> [Material shown]
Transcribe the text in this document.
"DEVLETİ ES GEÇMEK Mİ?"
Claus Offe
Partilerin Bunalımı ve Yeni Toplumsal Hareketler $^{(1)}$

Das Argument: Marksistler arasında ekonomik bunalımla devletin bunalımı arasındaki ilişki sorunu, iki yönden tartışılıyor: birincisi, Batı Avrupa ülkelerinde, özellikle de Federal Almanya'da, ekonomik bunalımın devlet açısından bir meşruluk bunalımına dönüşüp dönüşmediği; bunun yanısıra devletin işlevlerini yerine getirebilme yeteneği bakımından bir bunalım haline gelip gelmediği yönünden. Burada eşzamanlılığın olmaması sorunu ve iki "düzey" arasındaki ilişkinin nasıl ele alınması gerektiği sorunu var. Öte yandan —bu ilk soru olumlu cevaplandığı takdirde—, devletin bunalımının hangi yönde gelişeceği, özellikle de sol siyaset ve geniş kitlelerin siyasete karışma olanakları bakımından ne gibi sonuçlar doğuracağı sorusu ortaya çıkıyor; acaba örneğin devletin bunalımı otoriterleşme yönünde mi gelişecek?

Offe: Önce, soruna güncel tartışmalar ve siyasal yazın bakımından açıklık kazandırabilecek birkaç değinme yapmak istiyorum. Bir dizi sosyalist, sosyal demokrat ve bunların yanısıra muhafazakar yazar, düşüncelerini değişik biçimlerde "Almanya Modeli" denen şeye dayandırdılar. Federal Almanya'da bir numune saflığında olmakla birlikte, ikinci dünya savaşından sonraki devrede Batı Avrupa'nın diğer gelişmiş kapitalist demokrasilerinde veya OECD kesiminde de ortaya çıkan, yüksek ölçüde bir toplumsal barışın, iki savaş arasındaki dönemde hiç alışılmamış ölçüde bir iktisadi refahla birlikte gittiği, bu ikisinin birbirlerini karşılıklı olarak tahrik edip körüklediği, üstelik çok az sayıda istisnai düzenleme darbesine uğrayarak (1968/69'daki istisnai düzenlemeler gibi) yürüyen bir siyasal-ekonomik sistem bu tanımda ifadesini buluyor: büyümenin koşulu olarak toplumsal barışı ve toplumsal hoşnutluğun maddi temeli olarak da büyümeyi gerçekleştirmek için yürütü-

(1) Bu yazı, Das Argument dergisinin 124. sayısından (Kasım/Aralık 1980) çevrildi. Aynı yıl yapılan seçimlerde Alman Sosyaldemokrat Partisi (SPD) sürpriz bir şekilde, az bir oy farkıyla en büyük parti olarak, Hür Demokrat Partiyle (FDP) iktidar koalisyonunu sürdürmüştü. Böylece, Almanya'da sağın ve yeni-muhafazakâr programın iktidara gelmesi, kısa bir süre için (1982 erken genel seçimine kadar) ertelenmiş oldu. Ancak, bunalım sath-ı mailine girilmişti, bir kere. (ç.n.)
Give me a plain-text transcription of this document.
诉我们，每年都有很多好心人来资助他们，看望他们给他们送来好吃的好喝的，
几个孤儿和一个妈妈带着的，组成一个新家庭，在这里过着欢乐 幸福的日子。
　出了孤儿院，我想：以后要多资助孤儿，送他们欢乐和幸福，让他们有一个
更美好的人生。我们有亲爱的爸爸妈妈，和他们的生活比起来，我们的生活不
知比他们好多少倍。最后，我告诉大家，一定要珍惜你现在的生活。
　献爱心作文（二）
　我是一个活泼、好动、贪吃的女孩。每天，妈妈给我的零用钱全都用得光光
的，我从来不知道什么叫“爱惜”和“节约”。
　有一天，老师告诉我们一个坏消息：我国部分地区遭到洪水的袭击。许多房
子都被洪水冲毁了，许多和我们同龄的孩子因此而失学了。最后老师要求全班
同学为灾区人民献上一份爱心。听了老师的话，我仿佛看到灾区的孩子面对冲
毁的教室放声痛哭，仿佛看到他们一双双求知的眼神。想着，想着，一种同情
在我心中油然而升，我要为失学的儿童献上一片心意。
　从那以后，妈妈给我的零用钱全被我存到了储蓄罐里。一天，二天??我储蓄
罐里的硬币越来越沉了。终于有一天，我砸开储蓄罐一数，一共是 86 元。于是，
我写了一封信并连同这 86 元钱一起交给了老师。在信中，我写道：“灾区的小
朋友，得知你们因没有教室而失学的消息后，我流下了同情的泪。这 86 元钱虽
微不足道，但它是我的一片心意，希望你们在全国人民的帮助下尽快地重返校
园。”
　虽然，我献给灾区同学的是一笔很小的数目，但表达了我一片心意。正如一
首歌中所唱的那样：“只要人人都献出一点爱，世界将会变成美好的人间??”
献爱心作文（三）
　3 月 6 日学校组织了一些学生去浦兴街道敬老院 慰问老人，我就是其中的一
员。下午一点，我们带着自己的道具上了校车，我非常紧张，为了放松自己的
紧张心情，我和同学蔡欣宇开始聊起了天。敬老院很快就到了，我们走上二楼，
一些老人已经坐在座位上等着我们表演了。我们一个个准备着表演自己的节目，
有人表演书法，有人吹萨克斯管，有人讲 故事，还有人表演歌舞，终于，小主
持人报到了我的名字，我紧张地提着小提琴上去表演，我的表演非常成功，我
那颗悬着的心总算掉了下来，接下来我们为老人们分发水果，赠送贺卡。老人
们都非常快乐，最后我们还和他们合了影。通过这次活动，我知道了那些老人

> [Aim] Write out the material exactly as given.

> [Answer to this task]
Transcribe the text in this document.
"DEVLETİ ES GEÇMEK Mİ?"
Claus Offe
Partilerin Bunalımı ve Yeni Toplumsal Hareketler $^{(1)}$

Das Argument: Marksistler arasında ekonomik bunalımla devletin bunalımı arasındaki ilişki sorunu, iki yönden tartışılıyor: birincisi, Batı Avrupa ülkelerinde, özellikle de Federal Almanya'da, ekonomik bunalımın devlet açısından bir meşruluk bunalımına dönüşüp dönüşmediği; bunun yanısıra devletin işlevlerini yerine getirebilme yeteneği bakımından bir bunalım haline gelip gelmediği yönünden. Burada eşzamanlılığın olmaması sorunu ve iki "düzey" arasındaki ilişkinin nasıl ele alınması gerektiği sorunu var. Öte yandan —bu ilk soru olumlu cevaplandığı takdirde—, devletin bunalımının hangi yönde gelişeceği, özellikle de sol siyaset ve geniş kitlelerin siyasete karışma olanakları bakımından ne gibi sonuçlar doğuracağı sorusu ortaya çıkıyor; acaba örneğin devletin bunalımı otoriterleşme yönünde mi gelişecek?

Offe: Önce, soruna güncel tartışmalar ve siyasal yazın bakımından açıklık kazandırabilecek birkaç değinme yapmak istiyorum. Bir dizi sosyalist, sosyal demokrat ve bunların yanısıra muhafazakar yazar, düşüncelerini değişik biçimlerde "Almanya Modeli" denen şeye dayandırdılar. Federal Almanya'da bir numune saflığında olmakla birlikte, ikinci dünya savaşından sonraki devrede Batı Avrupa'nın diğer gelişmiş kapitalist demokrasilerinde veya OECD kesiminde de ortaya çıkan, yüksek ölçüde bir toplumsal barışın, iki savaş arasındaki dönemde hiç alışılmamış ölçüde bir iktisadi refahla birlikte gittiği, bu ikisinin birbirlerini karşılıklı olarak tahrik edip körüklediği, üstelik çok az sayıda istisnai düzenleme darbesine uğrayarak (1968/69'daki istisnai düzenlemeler gibi) yürüyen bir siyasal-ekonomik sistem bu tanımda ifadesini buluyor: büyümenin koşulu olarak toplumsal barışı ve toplumsal hoşnutluğun maddi temeli olarak da büyümeyi gerçekleştirmek için yürütü-

(1) Bu yazı, Das Argument dergisinin 124. sayısından (Kasım/Aralık 1980) çevrildi. Aynı yıl yapılan seçimlerde Alman Sosyaldemokrat Partisi (SPD) sürpriz bir şekilde, az bir oy farkıyla en büyük parti olarak, Hür Demokrat Partiyle (FDP) iktidar koalisyonunu sürdürmüştü. Böylece, Almanya'da sağın ve yeni-muhafazakâr programın iktidara gelmesi, kısa bir süre için (1982 erken genel seçimine kadar) ertelenmiş oldu. Ancak, bunalım sath-ı mailine girilmişti, bir kere. (ç.n.)
Give me a plain-text transcription of this document.
诉我们，每年都有很多好心人来资助他们，看望他们给他们送来好吃的好喝的，
几个孤儿和一个妈妈带着的，组成一个新家庭，在这里过着欢乐 幸福的日子。
　出了孤儿院，我想：以后要多资助孤儿，送他们欢乐和幸福，让他们有一个
更美好的人生。我们有亲爱的爸爸妈妈，和他们的生活比起来，我们的生活不
知比他们好多少倍。最后，我告诉大家，一定要珍惜你现在的生活。
　献爱心作文（二）
　我是一个活泼、好动、贪吃的女孩。每天，妈妈给我的零用钱全都用得光光
的，我从来不知道什么叫“爱惜”和“节约”。
　有一天，老师告诉我们一个坏消息：我国部分地区遭到洪水的袭击。许多房
子都被洪水冲毁了，许多和我们同龄的孩子因此而失学了。最后老师要求全班
同学为灾区人民献上一份爱心。听了老师的话，我仿佛看到灾区的孩子面对冲
毁的教室放声痛哭，仿佛看到他们一双双求知的眼神。想着，想着，一种同情
在我心中油然而升，我要为失学的儿童献上一片心意。
　从那以后，妈妈给我的零用钱全被我存到了储蓄罐里。一天，二天??我储蓄
罐里的硬币越来越沉了。终于有一天，我砸开储蓄罐一数，一共是 86 元。于是，
我写了一封信并连同这 86 元钱一起交给了老师。在信中，我写道：“灾区的小
朋友，得知你们因没有教室而失学的消息后，我流下了同情的泪。这 86 元钱虽
微不足道，但它是我的一片心意，希望你们在全国人民的帮助下尽快地重返校
园。”
　虽然，我献给灾区同学的是一笔很小的数目，但表达了我一片心意。正如一
首歌中所唱的那样：“只要人人都献出一点爱，世界将会变成美好的人间??”
献爱心作文（三）
　3 月 6 日学校组织了一些学生去浦兴街道敬老院 慰问老人，我就是其中的一
员。下午一点，我们带着自己的道具上了校车，我非常紧张，为了放松自己的
紧张心情，我和同学蔡欣宇开始聊起了天。敬老院很快就到了，我们走上二楼，
一些老人已经坐在座位上等着我们表演了。我们一个个准备着表演自己的节目，
有人表演书法，有人吹萨克斯管，有人讲 故事，还有人表演歌舞，终于，小主
持人报到了我的名字，我紧张地提着小提琴上去表演，我的表演非常成功，我
那颗悬着的心总算掉了下来，接下来我们为老人们分发水果，赠送贺卡。老人
们都非常快乐，最后我们还和他们合了影。通过这次活动，我知道了那些老人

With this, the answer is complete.